[Stored entries]
········

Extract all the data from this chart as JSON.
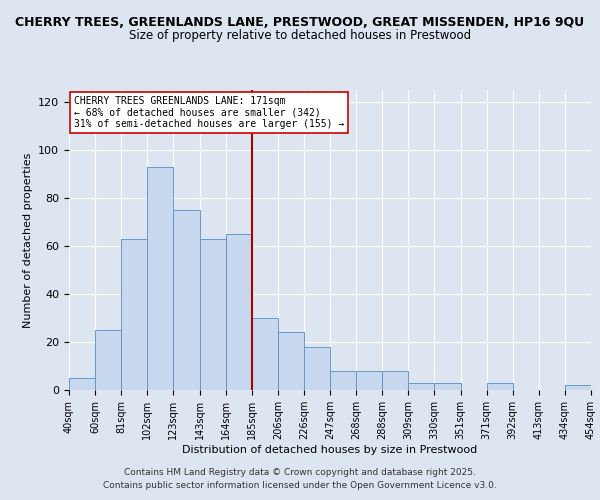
{
  "title_line1": "CHERRY TREES, GREENLANDS LANE, PRESTWOOD, GREAT MISSENDEN, HP16 9QU",
  "title_line2": "Size of property relative to detached houses in Prestwood",
  "xlabel": "Distribution of detached houses by size in Prestwood",
  "ylabel": "Number of detached properties",
  "categories": [
    "40sqm",
    "60sqm",
    "81sqm",
    "102sqm",
    "123sqm",
    "143sqm",
    "164sqm",
    "185sqm",
    "206sqm",
    "226sqm",
    "247sqm",
    "268sqm",
    "288sqm",
    "309sqm",
    "330sqm",
    "351sqm",
    "371sqm",
    "392sqm",
    "413sqm",
    "434sqm",
    "454sqm"
  ],
  "values": [
    5,
    25,
    63,
    93,
    75,
    63,
    65,
    30,
    24,
    18,
    8,
    8,
    8,
    3,
    3,
    0,
    3,
    0,
    0,
    2
  ],
  "bar_color": "#c8d8ee",
  "bar_edge_color": "#6699cc",
  "marker_label": "CHERRY TREES GREENLANDS LANE: 171sqm",
  "annotation_line2": "← 68% of detached houses are smaller (342)",
  "annotation_line3": "31% of semi-detached houses are larger (155) →",
  "vertical_line_color": "#aa0000",
  "annotation_box_color": "#ffffff",
  "annotation_box_edge": "#cc0000",
  "ylim": [
    0,
    125
  ],
  "yticks": [
    0,
    20,
    40,
    60,
    80,
    100,
    120
  ],
  "background_color": "#dde6f0",
  "footer_line1": "Contains HM Land Registry data © Crown copyright and database right 2025.",
  "footer_line2": "Contains public sector information licensed under the Open Government Licence v3.0."
}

········

[What this task involves]:
Go through the entries above and output them exactly, without pictures.

[Completed exercise]:
Extract all the data from this chart as JSON.
{
  "title_line1": "CHERRY TREES, GREENLANDS LANE, PRESTWOOD, GREAT MISSENDEN, HP16 9QU",
  "title_line2": "Size of property relative to detached houses in Prestwood",
  "xlabel": "Distribution of detached houses by size in Prestwood",
  "ylabel": "Number of detached properties",
  "categories": [
    "40sqm",
    "60sqm",
    "81sqm",
    "102sqm",
    "123sqm",
    "143sqm",
    "164sqm",
    "185sqm",
    "206sqm",
    "226sqm",
    "247sqm",
    "268sqm",
    "288sqm",
    "309sqm",
    "330sqm",
    "351sqm",
    "371sqm",
    "392sqm",
    "413sqm",
    "434sqm",
    "454sqm"
  ],
  "values": [
    5,
    25,
    63,
    93,
    75,
    63,
    65,
    30,
    24,
    18,
    8,
    8,
    8,
    3,
    3,
    0,
    3,
    0,
    0,
    2
  ],
  "bar_color": "#c8d8ee",
  "bar_edge_color": "#6699cc",
  "marker_label": "CHERRY TREES GREENLANDS LANE: 171sqm",
  "annotation_line2": "← 68% of detached houses are smaller (342)",
  "annotation_line3": "31% of semi-detached houses are larger (155) →",
  "vertical_line_color": "#aa0000",
  "annotation_box_color": "#ffffff",
  "annotation_box_edge": "#cc0000",
  "ylim": [
    0,
    125
  ],
  "yticks": [
    0,
    20,
    40,
    60,
    80,
    100,
    120
  ],
  "background_color": "#dde6f0",
  "footer_line1": "Contains HM Land Registry data © Crown copyright and database right 2025.",
  "footer_line2": "Contains public sector information licensed under the Open Government Licence v3.0."
}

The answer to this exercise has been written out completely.